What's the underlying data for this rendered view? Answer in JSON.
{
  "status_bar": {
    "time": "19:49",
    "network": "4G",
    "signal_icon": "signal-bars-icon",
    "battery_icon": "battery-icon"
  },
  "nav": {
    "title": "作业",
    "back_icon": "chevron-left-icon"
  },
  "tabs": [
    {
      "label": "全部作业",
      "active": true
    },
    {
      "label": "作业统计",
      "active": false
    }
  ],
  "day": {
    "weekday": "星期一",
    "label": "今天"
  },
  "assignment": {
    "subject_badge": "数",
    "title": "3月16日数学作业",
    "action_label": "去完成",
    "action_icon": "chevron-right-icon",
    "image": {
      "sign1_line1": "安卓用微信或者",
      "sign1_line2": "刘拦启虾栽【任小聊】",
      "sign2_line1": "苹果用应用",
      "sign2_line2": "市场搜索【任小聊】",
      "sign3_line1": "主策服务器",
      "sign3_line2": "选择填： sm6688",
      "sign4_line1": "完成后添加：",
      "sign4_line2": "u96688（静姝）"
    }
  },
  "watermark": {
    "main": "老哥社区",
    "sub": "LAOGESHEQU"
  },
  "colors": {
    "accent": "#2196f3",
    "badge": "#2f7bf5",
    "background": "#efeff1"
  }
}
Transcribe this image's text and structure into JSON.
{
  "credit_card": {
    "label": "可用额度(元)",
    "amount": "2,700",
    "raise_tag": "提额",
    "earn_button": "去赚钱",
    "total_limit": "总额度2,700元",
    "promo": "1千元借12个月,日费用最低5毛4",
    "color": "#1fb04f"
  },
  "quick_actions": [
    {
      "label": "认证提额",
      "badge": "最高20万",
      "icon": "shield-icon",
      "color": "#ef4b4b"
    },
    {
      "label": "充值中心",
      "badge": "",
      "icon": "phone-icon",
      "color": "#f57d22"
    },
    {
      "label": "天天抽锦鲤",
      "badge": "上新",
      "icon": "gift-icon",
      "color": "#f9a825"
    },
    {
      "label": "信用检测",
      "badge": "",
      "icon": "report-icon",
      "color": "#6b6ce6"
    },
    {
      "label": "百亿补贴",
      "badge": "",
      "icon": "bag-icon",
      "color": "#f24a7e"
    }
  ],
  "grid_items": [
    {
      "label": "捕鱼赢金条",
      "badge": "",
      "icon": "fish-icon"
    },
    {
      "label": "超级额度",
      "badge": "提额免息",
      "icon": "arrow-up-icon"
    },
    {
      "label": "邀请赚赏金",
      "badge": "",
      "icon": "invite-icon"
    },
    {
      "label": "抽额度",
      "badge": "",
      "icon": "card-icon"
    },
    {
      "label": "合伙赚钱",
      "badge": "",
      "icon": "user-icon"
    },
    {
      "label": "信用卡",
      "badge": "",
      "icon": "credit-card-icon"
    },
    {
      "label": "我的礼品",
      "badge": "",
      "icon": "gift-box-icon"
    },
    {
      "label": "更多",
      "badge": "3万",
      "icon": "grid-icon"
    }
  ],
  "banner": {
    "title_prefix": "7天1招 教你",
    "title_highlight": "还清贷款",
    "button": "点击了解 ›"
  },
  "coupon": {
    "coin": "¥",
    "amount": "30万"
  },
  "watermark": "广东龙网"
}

*-*-*

> STATED PROBLEM
Count the lines that hold the string "chevron", and reply with that number alone.

> SOLUTION BELOW
2